■ Exercise ■
Copy every line of the entries below verbatim, keeping each line intact and in its original order.

■ Records provided ■

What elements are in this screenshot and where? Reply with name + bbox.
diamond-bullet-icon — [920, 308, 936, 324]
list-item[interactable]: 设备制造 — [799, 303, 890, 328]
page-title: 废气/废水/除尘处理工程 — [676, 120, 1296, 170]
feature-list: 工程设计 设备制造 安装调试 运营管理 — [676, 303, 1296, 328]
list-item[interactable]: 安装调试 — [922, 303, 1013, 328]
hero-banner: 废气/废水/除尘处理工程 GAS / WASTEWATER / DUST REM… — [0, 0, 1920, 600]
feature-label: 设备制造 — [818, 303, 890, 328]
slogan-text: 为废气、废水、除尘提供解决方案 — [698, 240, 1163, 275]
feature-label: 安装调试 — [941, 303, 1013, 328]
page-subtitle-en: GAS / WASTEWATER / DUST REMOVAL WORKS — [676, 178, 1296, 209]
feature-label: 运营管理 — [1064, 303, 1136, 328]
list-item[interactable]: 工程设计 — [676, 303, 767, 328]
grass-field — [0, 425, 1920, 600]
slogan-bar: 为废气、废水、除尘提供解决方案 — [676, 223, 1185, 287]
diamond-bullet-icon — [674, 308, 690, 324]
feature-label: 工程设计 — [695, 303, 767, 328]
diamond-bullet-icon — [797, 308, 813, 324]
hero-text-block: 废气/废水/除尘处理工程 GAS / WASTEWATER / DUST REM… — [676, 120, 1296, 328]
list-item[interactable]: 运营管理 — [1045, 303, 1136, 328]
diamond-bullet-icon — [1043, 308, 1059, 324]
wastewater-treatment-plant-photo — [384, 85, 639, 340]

■ Worked solution ■
What elements are in this screenshot and where? Reply with name + bbox.
diamond-bullet-icon — [920, 308, 936, 324]
list-item[interactable]: 设备制造 — [799, 303, 890, 328]
page-title: 废气/废水/除尘处理工程 — [676, 120, 1296, 170]
feature-list: 工程设计 设备制造 安装调试 运营管理 — [676, 303, 1296, 328]
list-item[interactable]: 安装调试 — [922, 303, 1013, 328]
hero-banner: 废气/废水/除尘处理工程 GAS / WASTEWATER / DUST REM… — [0, 0, 1920, 600]
feature-label: 设备制造 — [818, 303, 890, 328]
slogan-text: 为废气、废水、除尘提供解决方案 — [698, 240, 1163, 275]
feature-label: 安装调试 — [941, 303, 1013, 328]
page-subtitle-en: GAS / WASTEWATER / DUST REMOVAL WORKS — [676, 178, 1296, 209]
feature-label: 运营管理 — [1064, 303, 1136, 328]
list-item[interactable]: 工程设计 — [676, 303, 767, 328]
grass-field — [0, 425, 1920, 600]
slogan-bar: 为废气、废水、除尘提供解决方案 — [676, 223, 1185, 287]
diamond-bullet-icon — [674, 308, 690, 324]
feature-label: 工程设计 — [695, 303, 767, 328]
diamond-bullet-icon — [797, 308, 813, 324]
hero-text-block: 废气/废水/除尘处理工程 GAS / WASTEWATER / DUST REM… — [676, 120, 1296, 328]
list-item[interactable]: 运营管理 — [1045, 303, 1136, 328]
diamond-bullet-icon — [1043, 308, 1059, 324]
wastewater-treatment-plant-photo — [384, 85, 639, 340]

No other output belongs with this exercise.